▼

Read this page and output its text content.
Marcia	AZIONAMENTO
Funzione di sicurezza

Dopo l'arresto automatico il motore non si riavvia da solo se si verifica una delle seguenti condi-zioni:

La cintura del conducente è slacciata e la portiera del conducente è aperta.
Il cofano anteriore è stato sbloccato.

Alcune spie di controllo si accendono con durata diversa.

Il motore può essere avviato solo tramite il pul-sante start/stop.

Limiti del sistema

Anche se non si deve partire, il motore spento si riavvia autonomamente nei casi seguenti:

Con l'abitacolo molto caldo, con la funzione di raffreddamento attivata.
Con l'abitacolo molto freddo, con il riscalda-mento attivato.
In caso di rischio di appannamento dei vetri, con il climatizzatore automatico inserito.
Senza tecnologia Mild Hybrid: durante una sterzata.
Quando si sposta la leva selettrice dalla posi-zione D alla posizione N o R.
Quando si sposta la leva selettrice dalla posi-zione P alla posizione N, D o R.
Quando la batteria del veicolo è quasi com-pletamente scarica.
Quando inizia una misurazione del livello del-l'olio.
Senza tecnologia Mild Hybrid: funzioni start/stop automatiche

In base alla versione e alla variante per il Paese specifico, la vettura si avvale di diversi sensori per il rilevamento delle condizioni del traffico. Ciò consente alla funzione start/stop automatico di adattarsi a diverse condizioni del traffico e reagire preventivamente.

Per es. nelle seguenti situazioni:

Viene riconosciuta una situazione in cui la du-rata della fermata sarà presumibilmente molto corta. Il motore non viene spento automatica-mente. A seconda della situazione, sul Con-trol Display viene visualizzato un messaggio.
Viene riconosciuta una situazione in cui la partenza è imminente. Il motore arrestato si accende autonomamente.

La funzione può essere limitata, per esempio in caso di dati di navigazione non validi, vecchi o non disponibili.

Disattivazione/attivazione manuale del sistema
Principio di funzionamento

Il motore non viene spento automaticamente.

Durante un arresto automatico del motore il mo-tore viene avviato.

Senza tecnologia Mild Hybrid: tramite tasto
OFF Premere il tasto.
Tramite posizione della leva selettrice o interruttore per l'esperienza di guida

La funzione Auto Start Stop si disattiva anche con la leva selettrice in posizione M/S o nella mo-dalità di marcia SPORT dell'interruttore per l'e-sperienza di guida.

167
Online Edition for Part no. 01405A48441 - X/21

▲
▼

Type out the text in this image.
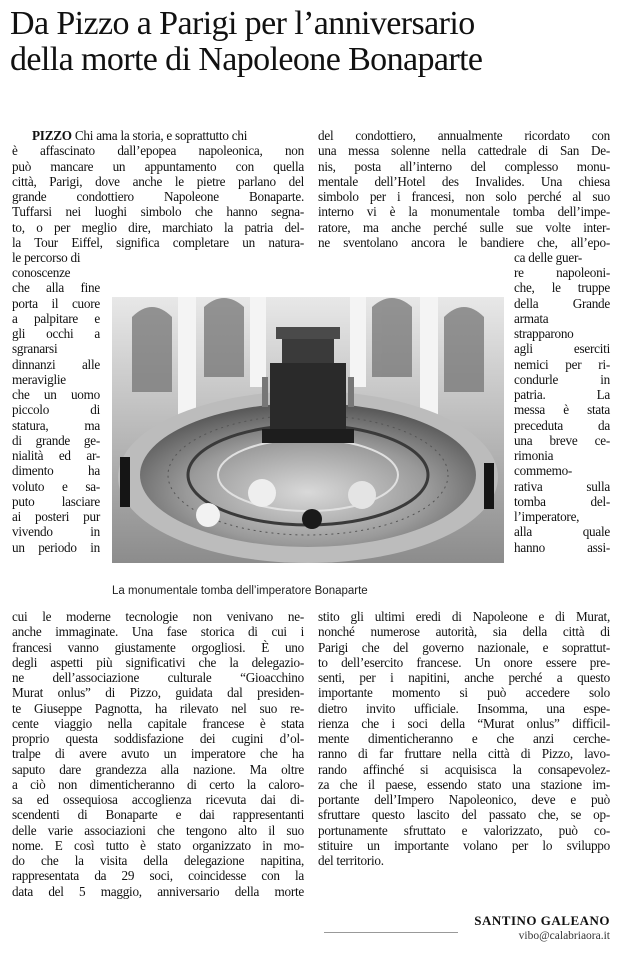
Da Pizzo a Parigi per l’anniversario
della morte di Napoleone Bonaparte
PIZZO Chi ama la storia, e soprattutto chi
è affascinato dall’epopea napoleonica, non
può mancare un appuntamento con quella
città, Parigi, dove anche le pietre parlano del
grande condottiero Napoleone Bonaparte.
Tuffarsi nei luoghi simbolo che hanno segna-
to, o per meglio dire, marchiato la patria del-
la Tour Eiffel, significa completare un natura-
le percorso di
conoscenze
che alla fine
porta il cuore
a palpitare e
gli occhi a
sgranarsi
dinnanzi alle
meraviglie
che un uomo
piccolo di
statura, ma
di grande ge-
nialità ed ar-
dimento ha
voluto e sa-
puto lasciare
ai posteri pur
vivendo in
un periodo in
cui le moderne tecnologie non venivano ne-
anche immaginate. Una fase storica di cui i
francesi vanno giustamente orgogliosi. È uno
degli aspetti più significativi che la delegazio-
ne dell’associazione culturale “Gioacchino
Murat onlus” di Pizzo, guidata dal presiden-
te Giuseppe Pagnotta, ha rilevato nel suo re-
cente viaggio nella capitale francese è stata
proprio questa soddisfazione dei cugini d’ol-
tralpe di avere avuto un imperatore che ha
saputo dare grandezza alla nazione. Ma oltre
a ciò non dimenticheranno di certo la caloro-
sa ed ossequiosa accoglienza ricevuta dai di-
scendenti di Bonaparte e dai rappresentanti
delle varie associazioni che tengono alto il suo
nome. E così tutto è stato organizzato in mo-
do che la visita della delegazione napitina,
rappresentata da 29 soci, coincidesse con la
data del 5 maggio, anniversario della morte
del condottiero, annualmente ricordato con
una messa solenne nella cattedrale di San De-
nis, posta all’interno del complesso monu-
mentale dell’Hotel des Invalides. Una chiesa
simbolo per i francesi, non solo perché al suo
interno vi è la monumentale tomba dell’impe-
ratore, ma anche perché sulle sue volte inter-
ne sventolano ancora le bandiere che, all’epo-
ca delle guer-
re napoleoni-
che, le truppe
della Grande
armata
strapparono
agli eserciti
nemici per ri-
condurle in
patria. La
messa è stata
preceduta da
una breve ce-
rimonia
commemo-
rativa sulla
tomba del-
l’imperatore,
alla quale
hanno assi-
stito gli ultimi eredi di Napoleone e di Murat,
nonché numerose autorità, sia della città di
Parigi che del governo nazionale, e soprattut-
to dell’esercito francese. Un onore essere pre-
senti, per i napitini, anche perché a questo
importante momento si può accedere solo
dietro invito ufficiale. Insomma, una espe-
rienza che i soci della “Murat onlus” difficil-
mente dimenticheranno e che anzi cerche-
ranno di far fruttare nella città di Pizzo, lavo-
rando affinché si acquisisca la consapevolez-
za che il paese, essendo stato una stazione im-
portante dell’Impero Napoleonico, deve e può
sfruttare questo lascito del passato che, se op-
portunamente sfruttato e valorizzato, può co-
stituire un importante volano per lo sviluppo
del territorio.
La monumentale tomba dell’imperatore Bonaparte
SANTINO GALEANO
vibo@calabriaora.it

▲

__Task statement__.
Of the lines in the material, how many include "spento"? Respond with the number alone.

__Answer to the task__.
3